• **Document**:

Lindsay: Awesome. Thank you so much!

Allison: You’re welcome!

+ + +

Lindsay: Okay. So, I am now talking to Steven Stack. Hello, Steven!

Steven: Hello, Lindsay!

Lindsay: Steven is our course instructor for the course, From Audition to Curtain Call: Directing Youth Theatre. Now, that sounds like that is a pretty all-encompassing course, “From Audition to Curtain Call.”

Steven: It really is and, if you think about it, that’s the only way that it could be because all of those things – from audition to all the rehearsals to the curtain call – are included in the process of creating a show. So, if you leave one out, you’re leaving out important parts of the process and that just can’t happen.

Lindsay: Right. You know, like, if you want to know, it’s a step-by-step process, isn’t it? You know, if you’re preparing your play, then the next step is audition, and then the next step is that first rehearsal, and then it snowballs from one to the other.

Steven: Absolutely.

When I first started directing, I didn’t understand how important following a certain process was and my shows and the rehearsals never went as well as they could have. But, as I gained more and more experience, I started really going, “Okay. Point A to Point B to Point C to Point D,” and so forth. And then, the whole process just became so much stronger and more enjoyable for me and for the actors.

Lindsay: So, I think that what you’re saying is that planning is sort of your secret bullet when it comes to directing a play from audition to curtain call. You want to be prepared.

Steven: Absolutely because, if you don’t know how to get where you’re going, then there’s no way you’re going to get there. So, the more you plan, the less stress you feel, and the more successful you’re going to be in the long run.

Lindsay: Okay. So, let’s talk about some of the specifics of that planning that you’re going to cover in the course. What are some of the highlights in this course?

Steven: Well, at the beginning, it’s just making sure that you understand the play you’re about to direct – that you know the ins and outs, all the characters, the motivations, the conflicts in every certain part of the play, and that you can have some ideas of how you’re visually going to paint that picture on-stage – that’s the first thing.

And then, you’re going to basically go through that whole process from “When do I do my auditions? What do I want to do in my auditions? What should my first rehearsal look like? When am I going to block the show and how am I going to block the show?” and then you get into the rehearsals then all the other things that may come up.

And, in this course, we cover all of those from dealing with parents, from dealing with casting, from dealing with those moments that you might not want to deal with – everything, really.

Lindsay: We from A to Z, right? Exactly how do you deal with parents who don’t like the casting that their child has been given? Some of the keys that every student actor needs to learn.

You go through the five most important keys that student actors need to learn and my favorite one is that you tell them “don’t act” when they’re on-stage. Why is that? Why shouldn’t students act on-stage?

Steven: Well, because you don’t want performances. You don’t want people performing what they think the character should sound like or be like; you want the actor to actually know what the character is like and to be able to create those moments truthfully because, you know, they’ve been told so long how to perform, how to recite their lines. I don’t want any of that – not just for the audience because it’s a good thing for the audience because the audience can see when a moment is actually happening, but for young actors to be able to actually experience what it feels like to respond in character, for me as an actor, it was one of the coolest things that ever happened to me on-stage.

• **Stored items**:
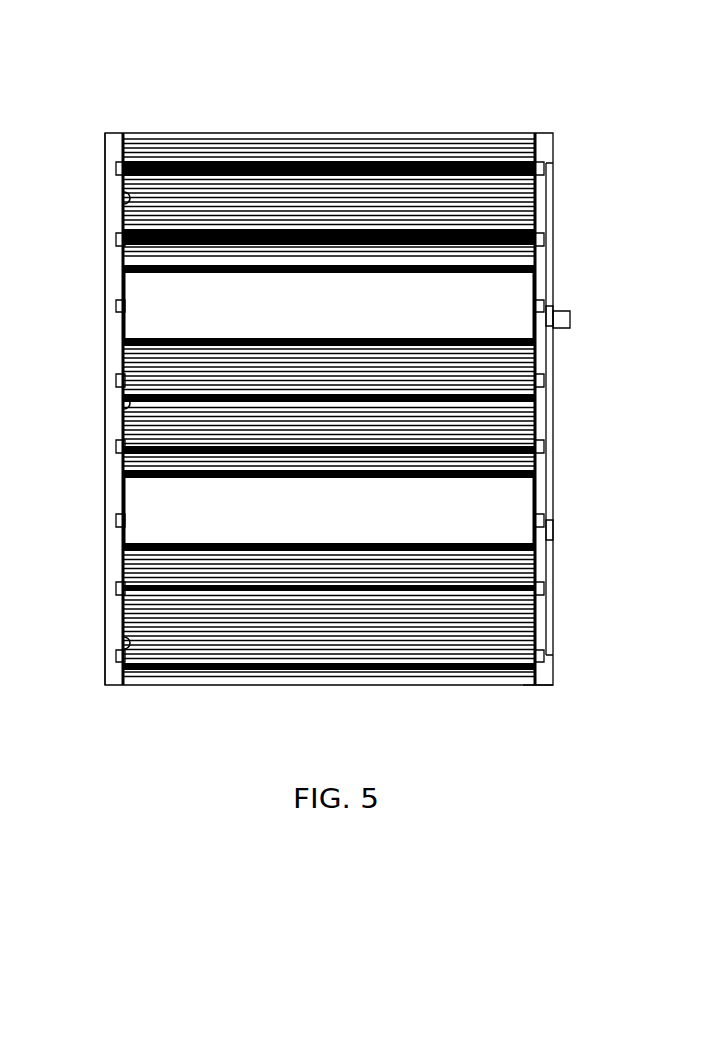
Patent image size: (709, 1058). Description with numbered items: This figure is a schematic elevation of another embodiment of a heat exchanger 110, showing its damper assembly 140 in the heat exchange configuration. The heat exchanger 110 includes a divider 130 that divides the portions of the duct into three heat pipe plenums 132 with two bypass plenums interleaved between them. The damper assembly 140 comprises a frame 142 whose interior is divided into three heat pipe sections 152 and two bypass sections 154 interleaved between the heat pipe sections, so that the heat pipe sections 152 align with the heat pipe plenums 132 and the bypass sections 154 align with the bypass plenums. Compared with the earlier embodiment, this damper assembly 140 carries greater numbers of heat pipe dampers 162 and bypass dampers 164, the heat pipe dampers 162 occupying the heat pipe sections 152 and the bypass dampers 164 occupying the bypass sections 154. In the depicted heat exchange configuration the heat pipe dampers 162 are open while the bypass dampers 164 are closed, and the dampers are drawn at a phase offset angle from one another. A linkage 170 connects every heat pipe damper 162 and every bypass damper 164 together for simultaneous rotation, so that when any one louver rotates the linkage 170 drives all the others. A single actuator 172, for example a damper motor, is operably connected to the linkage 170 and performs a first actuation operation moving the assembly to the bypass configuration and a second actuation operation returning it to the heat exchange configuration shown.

The heat exchanger 110 is at (101, 862).
The divider 130 is at (530, 545).
The heat pipe plenum 132 is at (500, 185).
The damper assembly 140 is at (103, 710).
The frame 142 is at (527, 677).
The heat pipe section 152 is at (117, 198).
The bypass section 154 is at (522, 270).
The heat pipe damper 162 is at (395, 225).
The bypass damper 164 is at (130, 312).
The linkage 170 is at (541, 648).
The actuator 172 is at (562, 312).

• **Tasks to perform**:
(1) According to the interview, what four things about the play does Steven say a director should know at the beginning? List them.
(2) In the interview, why does Steven tell student actors "don't act" on-stage? Answer in one to three sentences.
(3) Transcribe the passage of the interview starting at "Steven: Well, at" and ending at "the first thing.".

• **List of solutions**:
(1)
- The ins and outs
- All the characters
- The motivations
- The conflicts in every part of the play

(2) He doesn't want them performing what they think a character should sound or be like. He wants them to actually know the character and create moments truthfully. This helps the audience, who can see when a moment is really happening, and it lets young actors experience what responding in character feels like.

(3)
Steven: Well, at the beginning, it’s just making sure that you understand the play you’re about to direct – that you know the ins and outs, all the characters, the motivations, the conflicts in every certain part of the play, and that you can have some ideas of how you’re visually going to paint that picture on-stage – that’s the first thing.